Work to be completed: Reformat everything from the line containing "source-note: Source: USmint.gov" down to the line containing "y-tick-label: 0 bbox=[550, 349, 556, 361]" as a Markdown table with the columns Row and Line Text, skipping any blank lines.

Stored records:
+++
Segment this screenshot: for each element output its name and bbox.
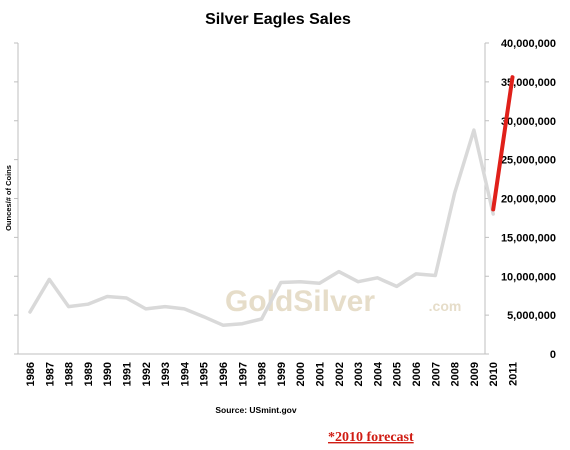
source-note: Source: USmint.gov bbox=[215, 405, 297, 415]
chart-title: Silver Eagles Sales bbox=[205, 11, 351, 28]
watermark-main-text: GoldSilver bbox=[225, 285, 375, 318]
x-tick-label: 1987 bbox=[44, 362, 56, 386]
x-tick-label: 1996 bbox=[218, 362, 230, 386]
y-tick-label: 15,000,000 bbox=[501, 232, 556, 244]
x-tick-label: 2009 bbox=[469, 362, 481, 386]
y-tick-label: 10,000,000 bbox=[501, 271, 556, 283]
x-tick-label: 1999 bbox=[276, 362, 288, 386]
y-tick-label: 0 bbox=[550, 349, 556, 361]
right-tick-marks bbox=[485, 42, 489, 355]
forecast-annotation: *2010 forecast bbox=[328, 430, 414, 445]
y-tick-label: 25,000,000 bbox=[501, 155, 556, 167]
watermark-tail-text: .com bbox=[429, 298, 462, 314]
forecast-line bbox=[491, 75, 515, 212]
y-axis-title: Ounces/# of Coins bbox=[4, 165, 13, 231]
x-tick-label: 2004 bbox=[372, 361, 384, 386]
sales-line bbox=[28, 128, 495, 327]
x-tick-label: 1988 bbox=[64, 362, 76, 386]
y-tick-label: 5,000,000 bbox=[507, 310, 556, 322]
x-tick-label: 1994 bbox=[179, 361, 191, 386]
x-tick-label: 2011 bbox=[508, 362, 520, 386]
y-tick-label: 40,000,000 bbox=[501, 38, 556, 50]
x-tick-labels: 1986 1987 1988 1989 1990 1991 1992 1993 1994 1995… bbox=[25, 361, 520, 386]
x-tick-label: 1997 bbox=[237, 362, 249, 386]
left-tick-marks bbox=[14, 42, 18, 355]
y-tick-label: 20,000,000 bbox=[501, 194, 556, 206]
x-tick-label: 1986 bbox=[25, 362, 37, 386]
y-tick-label: 35,000,000 bbox=[501, 77, 556, 89]
x-tick-label: 1989 bbox=[83, 362, 95, 386]
x-tick-label: 1992 bbox=[141, 362, 153, 386]
series-lines bbox=[28, 75, 515, 327]
x-tick-label: 1990 bbox=[102, 362, 114, 386]
y-tick-labels: 40,000,000 35,000,000 30,000,000 25,000,000… bbox=[501, 38, 556, 361]
x-tick-label: 2005 bbox=[392, 362, 404, 386]
x-tick-label: 2007 bbox=[430, 362, 442, 386]
x-tick-label: 2000 bbox=[295, 362, 307, 386]
x-tick-label: 1998 bbox=[257, 362, 269, 386]
y-tick-label: 30,000,000 bbox=[501, 116, 556, 128]
x-tick-label: 2002 bbox=[334, 362, 346, 386]
x-tick-label: 2001 bbox=[315, 362, 327, 386]
watermark: GoldSilver .com bbox=[225, 285, 461, 318]
x-tick-label: 2008 bbox=[450, 362, 462, 386]
x-tick-label: 1991 bbox=[122, 362, 134, 386]
x-tick-label: 1993 bbox=[160, 362, 172, 386]
x-tick-label: 2006 bbox=[411, 362, 423, 386]
x-tick-label: 2010 bbox=[488, 362, 500, 386]
x-tick-label: 2003 bbox=[353, 362, 365, 386]
x-tick-label: 1995 bbox=[199, 362, 211, 386]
+++
Written solution:
| Row | Line Text |
|---|---|
| 1 | source-note: Source: USmint.gov bbox=[215, 405, 297, 415] |
| 2 | chart-title: Silver Eagles Sales bbox=[205, 11, 351, 28] |
| 3 | watermark-main-text: GoldSilver bbox=[225, 285, 375, 318] |
| 4 | x-tick-label: 1987 bbox=[44, 362, 56, 386] |
| 5 | x-tick-label: 1996 bbox=[218, 362, 230, 386] |
| 6 | y-tick-label: 15,000,000 bbox=[501, 232, 556, 244] |
| 7 | x-tick-label: 2009 bbox=[469, 362, 481, 386] |
| 8 | y-tick-label: 10,000,000 bbox=[501, 271, 556, 283] |
| 9 | x-tick-label: 1999 bbox=[276, 362, 288, 386] |
| 10 | y-tick-label: 0 bbox=[550, 349, 556, 361] |